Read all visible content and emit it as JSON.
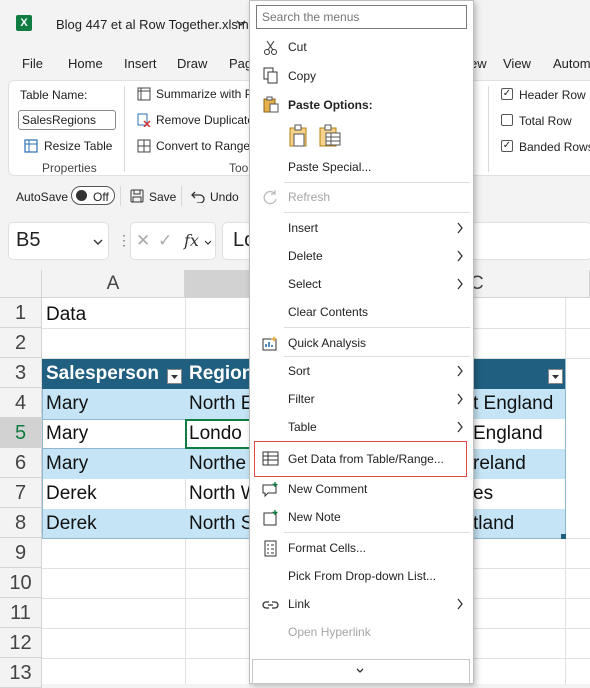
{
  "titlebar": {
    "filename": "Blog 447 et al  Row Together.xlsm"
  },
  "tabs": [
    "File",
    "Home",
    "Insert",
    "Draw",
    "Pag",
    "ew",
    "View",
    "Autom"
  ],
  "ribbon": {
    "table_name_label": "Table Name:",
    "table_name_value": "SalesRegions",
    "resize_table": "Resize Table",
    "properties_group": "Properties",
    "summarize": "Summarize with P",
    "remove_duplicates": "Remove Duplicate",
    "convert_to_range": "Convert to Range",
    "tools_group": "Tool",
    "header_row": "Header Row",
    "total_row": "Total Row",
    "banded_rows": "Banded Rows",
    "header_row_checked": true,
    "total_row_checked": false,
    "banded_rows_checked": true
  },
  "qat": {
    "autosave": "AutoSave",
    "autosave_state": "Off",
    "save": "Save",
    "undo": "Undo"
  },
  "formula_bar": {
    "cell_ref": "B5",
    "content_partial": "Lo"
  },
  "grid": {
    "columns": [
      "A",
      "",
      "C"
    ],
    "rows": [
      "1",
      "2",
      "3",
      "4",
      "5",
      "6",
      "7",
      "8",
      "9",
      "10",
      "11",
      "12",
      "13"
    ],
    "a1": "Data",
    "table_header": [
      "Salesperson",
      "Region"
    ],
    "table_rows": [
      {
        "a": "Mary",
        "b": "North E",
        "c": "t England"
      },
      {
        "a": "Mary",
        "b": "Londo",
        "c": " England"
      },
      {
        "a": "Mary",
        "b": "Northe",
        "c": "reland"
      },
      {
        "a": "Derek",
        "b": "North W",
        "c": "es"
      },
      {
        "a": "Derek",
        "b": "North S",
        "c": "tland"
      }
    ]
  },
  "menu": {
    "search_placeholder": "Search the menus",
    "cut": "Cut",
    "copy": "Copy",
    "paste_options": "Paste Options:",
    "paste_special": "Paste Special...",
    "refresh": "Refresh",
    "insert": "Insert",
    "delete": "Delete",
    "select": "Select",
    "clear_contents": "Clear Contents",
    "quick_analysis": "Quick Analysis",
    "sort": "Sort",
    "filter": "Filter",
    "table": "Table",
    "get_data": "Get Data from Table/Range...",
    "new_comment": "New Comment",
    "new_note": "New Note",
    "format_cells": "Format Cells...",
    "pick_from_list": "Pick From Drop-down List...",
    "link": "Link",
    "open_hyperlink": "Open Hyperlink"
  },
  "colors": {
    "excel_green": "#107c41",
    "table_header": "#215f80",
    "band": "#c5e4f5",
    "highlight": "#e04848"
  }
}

+-------+

§ **REQUIRED WORK**: Output the data above in full and exactly, with every image left out.

§ **ANSWER AREA**:
Read all visible content and emit it as JSON.
{
  "titlebar": {
    "filename": "Blog 447 et al  Row Together.xlsm"
  },
  "tabs": [
    "File",
    "Home",
    "Insert",
    "Draw",
    "Pag",
    "ew",
    "View",
    "Autom"
  ],
  "ribbon": {
    "table_name_label": "Table Name:",
    "table_name_value": "SalesRegions",
    "resize_table": "Resize Table",
    "properties_group": "Properties",
    "summarize": "Summarize with P",
    "remove_duplicates": "Remove Duplicate",
    "convert_to_range": "Convert to Range",
    "tools_group": "Tool",
    "header_row": "Header Row",
    "total_row": "Total Row",
    "banded_rows": "Banded Rows",
    "header_row_checked": true,
    "total_row_checked": false,
    "banded_rows_checked": true
  },
  "qat": {
    "autosave": "AutoSave",
    "autosave_state": "Off",
    "save": "Save",
    "undo": "Undo"
  },
  "formula_bar": {
    "cell_ref": "B5",
    "content_partial": "Lo"
  },
  "grid": {
    "columns": [
      "A",
      "",
      "C"
    ],
    "rows": [
      "1",
      "2",
      "3",
      "4",
      "5",
      "6",
      "7",
      "8",
      "9",
      "10",
      "11",
      "12",
      "13"
    ],
    "a1": "Data",
    "table_header": [
      "Salesperson",
      "Region"
    ],
    "table_rows": [
      {
        "a": "Mary",
        "b": "North E",
        "c": "t England"
      },
      {
        "a": "Mary",
        "b": "Londo",
        "c": " England"
      },
      {
        "a": "Mary",
        "b": "Northe",
        "c": "reland"
      },
      {
        "a": "Derek",
        "b": "North W",
        "c": "es"
      },
      {
        "a": "Derek",
        "b": "North S",
        "c": "tland"
      }
    ]
  },
  "menu": {
    "search_placeholder": "Search the menus",
    "cut": "Cut",
    "copy": "Copy",
    "paste_options": "Paste Options:",
    "paste_special": "Paste Special...",
    "refresh": "Refresh",
    "insert": "Insert",
    "delete": "Delete",
    "select": "Select",
    "clear_contents": "Clear Contents",
    "quick_analysis": "Quick Analysis",
    "sort": "Sort",
    "filter": "Filter",
    "table": "Table",
    "get_data": "Get Data from Table/Range...",
    "new_comment": "New Comment",
    "new_note": "New Note",
    "format_cells": "Format Cells...",
    "pick_from_list": "Pick From Drop-down List...",
    "link": "Link",
    "open_hyperlink": "Open Hyperlink"
  },
  "colors": {
    "excel_green": "#107c41",
    "table_header": "#215f80",
    "band": "#c5e4f5",
    "highlight": "#e04848"
  }
}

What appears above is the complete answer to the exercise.